* [DOCUMENT TEXT]
-- start --

GDP growth for the full year is likely to reach 8.5 percent, above the government's target of 7.5 percent, despite a "combination of shrinking short-term demand and falling long-term potential productivity", said Yu Bin, director-general of the Department of Macroeconomic Research Center of the State Council.
Potential risks arise from a deepening export drop as the European debt crisis intensifies and the real estate sector cools down, Yu told a news conference.
A preliminary gauge of domestic manufacturing sector operating conditions - the HSBC Flash Purchasing Managers Index - declined to a four-month low of 48.1 in March, compared with 49.1 in February, according to HSBC Holdings Plc.
A reading below 50 means economic contraction; one above 50 indicates expansion.
"Growth could slow further amid a combination of sluggish new export orders and softening domestic demand," Qu Hongbin, chief economist in China and co-head of Asian economic research at HSBC, wrote in a research note.

-- end --

* [INFORMATION SHOWN]
-- start --

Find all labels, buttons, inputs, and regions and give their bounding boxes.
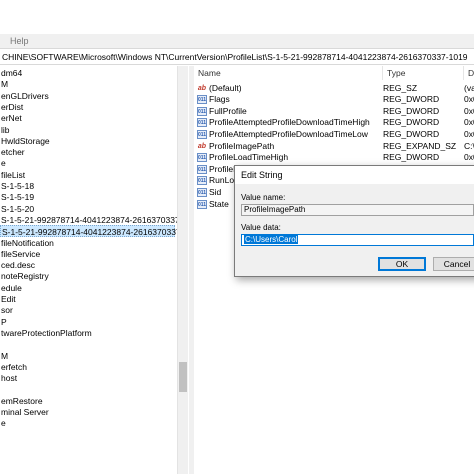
edit-string-dialog: Edit String Value name: ProfileImagePath… [234,165,474,277]
value-type: REG_DWORD [383,152,440,163]
dialog-body: Value name: ProfileImagePath Value data:… [235,184,474,276]
value-data: 0x0 [464,105,474,116]
value-type: REG_DWORD [383,94,440,105]
tree-item[interactable]: e [0,417,6,429]
value-data: 0x0 [464,94,474,105]
value-type: REG_DWORD [383,128,440,139]
menu-help[interactable]: Help [10,36,29,46]
value-name-field[interactable]: ProfileImagePath [241,204,474,216]
tree-item[interactable]: HwldStorage [0,135,50,147]
tree-item[interactable]: fileNotification [0,237,54,249]
tree-item[interactable]: erNet [0,112,22,124]
value-name: ProfileImagePath [209,140,275,151]
column-type[interactable]: Type [383,66,464,80]
value-data: C:\ [464,140,474,151]
value-data: (va [464,82,474,93]
tree-item[interactable]: fileService [0,248,40,260]
binary-value-icon: 011 [197,199,207,209]
tree-item[interactable]: emRestore [0,395,43,407]
tree-item[interactable]: M [0,350,8,362]
ok-button[interactable]: OK [378,257,426,271]
value-row[interactable]: ab ProfileImagePath REG_EXPAND_SZ C:\ [194,141,474,153]
dialog-title: Edit String [241,170,283,180]
value-name: (Default) [209,82,242,93]
tree-item[interactable]: fileList [0,169,25,181]
value-type: REG_SZ [383,82,418,93]
tree-item[interactable]: lib [0,124,10,136]
tree-item[interactable] [0,338,1,350]
tree-item[interactable]: noteRegistry [0,270,49,282]
tree-item[interactable]: etcher [0,146,25,158]
tree-item[interactable]: twareProtectionPlatform [0,327,92,339]
tree-item[interactable]: dm64 [0,67,22,79]
tree-item[interactable]: S-1-5-21-992878714-4041223874-2616370337… [0,225,177,238]
value-type: REG_DWORD [383,105,440,116]
tree-item[interactable]: erfetch [0,361,27,373]
value-type: REG_DWORD [383,117,440,128]
value-row[interactable]: 011ProfileLoadTimeHigh REG_DWORD 0x0 [194,152,474,164]
binary-value-icon: 011 [197,106,207,116]
value-data: 0x0 [464,152,474,163]
tree-item[interactable]: minal Server [0,406,49,418]
value-data-field[interactable]: C:\Users\Carol [241,234,474,246]
binary-value-icon: 011 [197,95,207,105]
binary-value-icon: 011 [197,129,207,139]
value-name: ProfileLoadTimeHigh [209,152,289,163]
dialog-title-bar[interactable]: Edit String [235,166,474,184]
value-data: 0x0 [464,117,474,128]
tree-item[interactable]: sor [0,304,13,316]
binary-value-icon: 011 [197,153,207,163]
tree-item[interactable]: e [0,157,6,169]
value-data-selected-text: C:\Users\Carol [244,235,299,244]
tree-item[interactable]: S-1-5-18 [0,180,34,192]
value-name: Sid [209,186,222,197]
tree-item[interactable]: ced.desc [0,259,35,271]
binary-value-icon: 011 [197,187,207,197]
value-name: Flags [209,94,230,105]
binary-value-icon: 011 [197,118,207,128]
menu-bar: Help [0,34,474,48]
tree-scrollbar[interactable] [177,66,188,474]
tree-item[interactable]: M [0,78,8,90]
tree-item[interactable]: Edit [0,293,16,305]
tree-item[interactable]: S-1-5-19 [0,191,34,203]
value-row[interactable]: ab (Default) REG_SZ (va [194,83,474,95]
value-row[interactable]: 011Flags REG_DWORD 0x0 [194,94,474,106]
tree-item[interactable]: P [0,316,7,328]
value-name-label: Value name: [241,193,286,202]
tree-item[interactable]: S-1-5-21-992878714-4041223874-2616370337… [0,214,177,226]
tree-item[interactable] [0,383,1,395]
registry-tree: dm64 MenGLDrivers erDist erNet lib HwldStorag… [0,66,177,474]
binary-value-icon: 011 [197,164,207,174]
value-row[interactable]: 011 ProfileAttemptedProfileDownloadTimeHi… [194,117,474,129]
column-data[interactable]: Da [464,66,474,80]
cancel-button[interactable]: Cancel [433,257,474,271]
binary-value-icon: 011 [197,176,207,186]
tree-item[interactable]: host [0,372,17,384]
string-value-icon: ab [197,84,207,92]
tree-item[interactable]: edule [0,282,22,294]
tree-item[interactable]: erDist [0,101,23,113]
value-name: State [209,198,229,209]
address-bar[interactable]: CHINE\SOFTWARE\Microsoft\Windows NT\Curr… [0,48,474,65]
value-name: ProfileAttemptedProfileDownloadTimeLow [209,128,368,139]
value-row[interactable]: 011FullProfile REG_DWORD 0x0 [194,106,474,118]
value-name: FullProfile [209,105,247,116]
string-value-icon: ab [197,142,207,150]
tree-item[interactable]: enGLDrivers [0,90,49,102]
tree-item[interactable]: S-1-5-20 [0,203,34,215]
value-name: ProfileAttemptedProfileDownloadTimeHigh [209,117,370,128]
value-type: REG_EXPAND_SZ [383,140,457,151]
value-data: 0x0 [464,128,474,139]
column-name[interactable]: Name [194,66,383,80]
address-path: CHINE\SOFTWARE\Microsoft\Windows NT\Curr… [2,52,468,62]
value-row[interactable]: 011 ProfileAttemptedProfileDownloadTimeLo… [194,129,474,141]
value-data-label: Value data: [241,223,281,232]
scrollbar-thumb[interactable] [179,362,187,392]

-- end --

* [REQUIRED ACTIONS]
1. Copy the passage on China's economy from "A preliminary gauge" down to "HSBC Holdings Plc.", and swap "March" for "April".
2. Set out the lines of the records as a Markdown table with the columns "Row" and "Entry." Include everything from the line containing "edit-string-dialog: Edit String" down to the line containing "binary-value-icon: 011 [197,153,207,163]", both included, and skip any blank lines.
The records are unrelated to the passage about China's economy.

* [EXERCISE SOLUTIONS]
1.
A preliminary gauge of domestic manufacturing sector operating conditions - the HSBC Flash Purchasing Managers Index - declined to a four-month low of 48.1 in April, compared with 49.1 in February, according to HSBC Holdings Plc.

2.
| Row | Entry |
|---|---|
| 1 | edit-string-dialog: Edit String Value name: ProfileImagePath… [234,165,474,277] |
| 2 | value-type: REG_DWORD [383,152,440,163] |
| 3 | dialog-body: Value name: ProfileImagePath Value data:… [235,184,474,276] |
| 4 | value-data: 0x0 [464,105,474,116] |
| 5 | value-type: REG_DWORD [383,94,440,105] |
| 6 | tree-item[interactable]: e [0,417,6,429] |
| 7 | value-data: 0x0 [464,94,474,105] |
| 8 | value-type: REG_DWORD [383,128,440,139] |
| 9 | menu-help[interactable]: Help [10,36,29,46] |
| 10 | value-name-field[interactable]: ProfileImagePath [241,204,474,216] |
| 11 | tree-item[interactable]: HwldStorage [0,135,50,147] |
| 12 | tree-item[interactable]: fileNotification [0,237,54,249] |
| 13 | tree-item[interactable]: erNet [0,112,22,124] |
| 14 | value-name: ProfileImagePath [209,140,275,151] |
| 15 | column-type[interactable]: Type [383,66,464,80] |
| 16 | value-data: C:\ [464,140,474,151] |
| 17 | value-data: (va [464,82,474,93] |
| 18 | tree-item[interactable]: fileService [0,248,40,260] |
| 19 | binary-value-icon: 011 [197,199,207,209] |
| 20 | tree-item[interactable]: emRestore [0,395,43,407] |
| 21 | tree-item[interactable]: M [0,350,8,362] |
| 22 | ok-button[interactable]: OK [378,257,426,271] |
| 23 | value-row[interactable]: ab ProfileImagePath REG_EXPAND_SZ C:\ [194,141,474,153] |
| 24 | dialog-title: Edit String [241,170,283,180] |
| 25 | value-name: (Default) [209,82,242,93] |
| 26 | tree-item[interactable]: fileList [0,169,25,181] |
| 27 | value-type: REG_SZ [383,82,418,93] |
| 28 | tree-item[interactable]: lib [0,124,10,136] |
| 29 | tree-item[interactable] [0,338,1,350] |
| 30 | tree-item[interactable]: noteRegistry [0,270,49,282] |
| 31 | tree-item[interactable]: etcher [0,146,25,158] |
| 32 | tree-item[interactable]: twareProtectionPlatform [0,327,92,339] |
| 33 | tree-item[interactable]: dm64 [0,67,22,79] |
| 34 | tree-item[interactable]: S-1-5-21-992878714-4041223874-2616370337… [0,225,177,238] |
| 35 | value-type: REG_DWORD [383,105,440,116] |
| 36 | tree-item[interactable]: erfetch [0,361,27,373] |
| 37 | value-type: REG_DWORD [383,117,440,128] |
| 38 | value-row[interactable]: 011ProfileLoadTimeHigh REG_DWORD 0x0 [194,152,474,164] |
| 39 | binary-value-icon: 011 [197,106,207,116] |
| 40 | value-data: 0x0 [464,152,474,163] |
| 41 | tree-item[interactable]: minal Server [0,406,49,418] |
| 42 | value-data-field[interactable]: C:\Users\Carol [241,234,474,246] |
| 43 | binary-value-icon: 011 [197,95,207,105] |
| 44 | binary-value-icon: 011 [197,129,207,139] |
| 45 | value-name: ProfileLoadTimeHigh [209,152,289,163] |
| 46 | dialog-title-bar[interactable]: Edit String [235,166,474,184] |
| 47 | value-data: 0x0 [464,117,474,128] |
| 48 | tree-item[interactable]: sor [0,304,13,316] |
| 49 | binary-value-icon: 011 [197,153,207,163] |